_REQUEST:_ Across the entries, how many lines have the string "obecná" in them? Reply with only a number.

_INPUT FOR THIS TASK:_

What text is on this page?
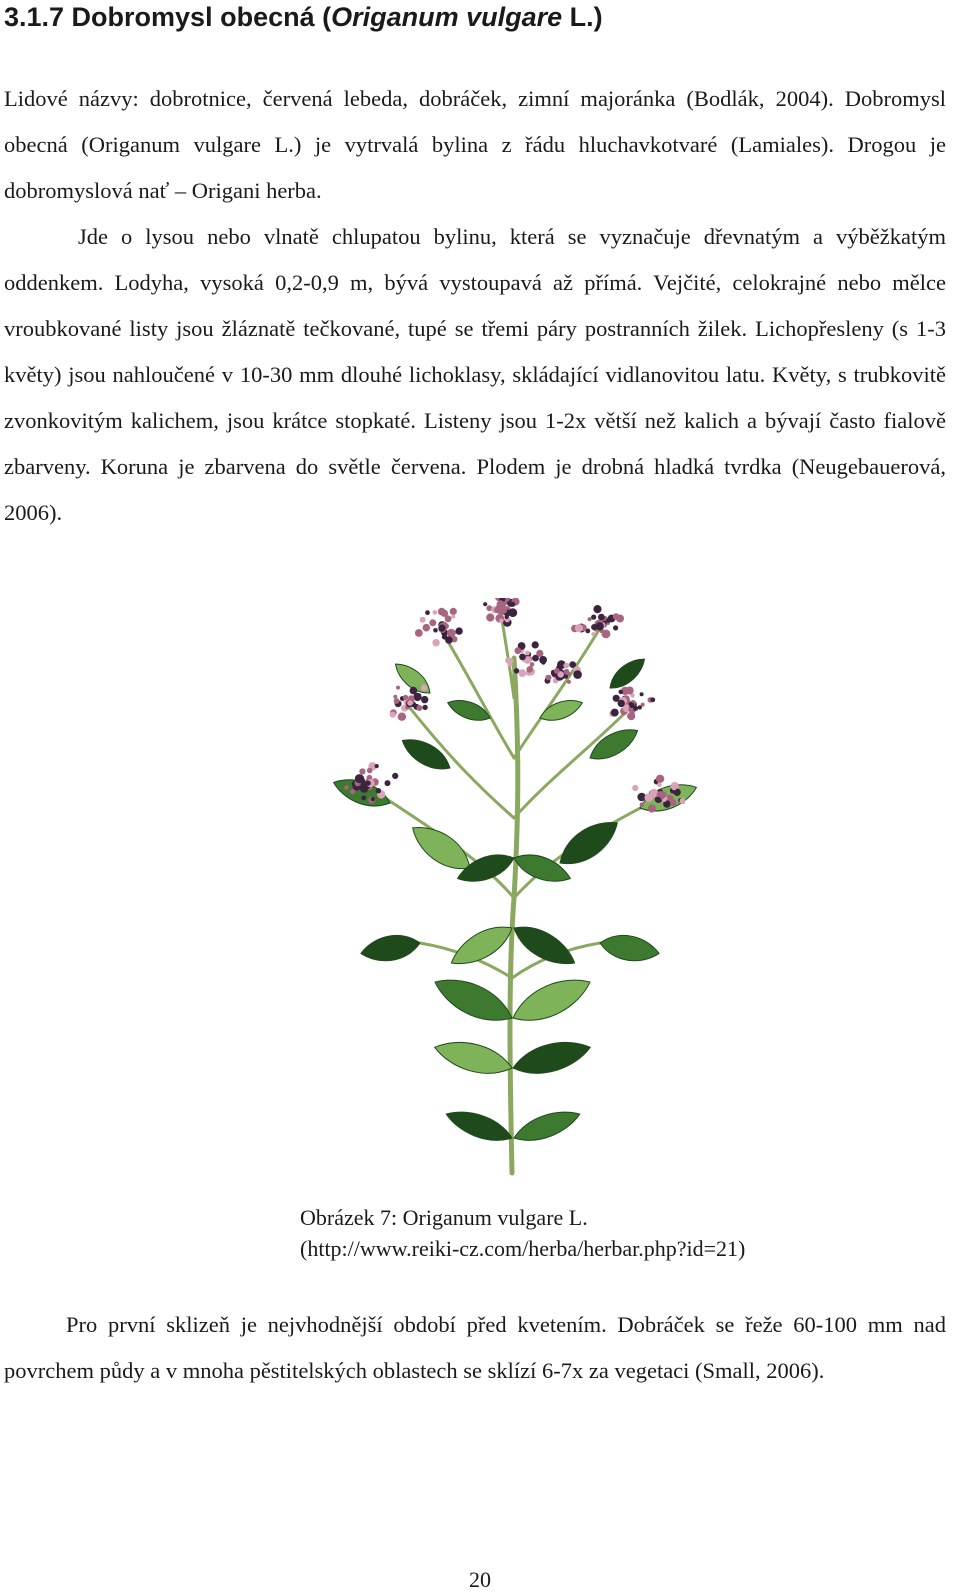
3.1.7 Dobromysl obecná (Origanum vulgare L.)

Lidové názvy: dobrotnice, červená lebeda, dobráček, zimní majoránka (Bodlák, 2004). Dobromysl obecná (Origanum vulgare L.) je vytrvalá bylina z řádu hluchavkotvaré (Lamiales). Drogou je dobromyslová nať – Origani herba.
Jde o lysou nebo vlnatě chlupatou bylinu, která se vyznačuje dřevnatým a výběžkatým oddenkem. Lodyha, vysoká 0,2-0,9 m, bývá vystoupavá až přímá. Vejčité, celokrajné nebo mělce vroubkované listy jsou žláznatě tečkované, tupé se třemi páry postranních žilek. Lichopřesleny (s 1-3 květy) jsou nahloučené v 10-30 mm dlouhé lichoklasy, skládající vidlanovitou latu. Květy, s trubkovitě zvonkovitým kalichem, jsou krátce stopkaté. Listeny jsou 1-2x větší než kalich a bývají často fialově zbarveny. Koruna je zbarvena do světle červena. Plodem je drobná hladká tvrdka (Neugebauerová, 2006).

Obrázek 7: Origanum vulgare L.
(http://www.reiki-cz.com/herba/herbar.php?id=21)

Pro první sklizeň je nejvhodnější období před kvetením. Dobráček se řeže 60-100 mm nad povrchem půdy a v mnoha pěstitelských oblastech se sklízí 6-7x za vegetaci (Small, 2006).

20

_SOLVED EXERCISE:_ 2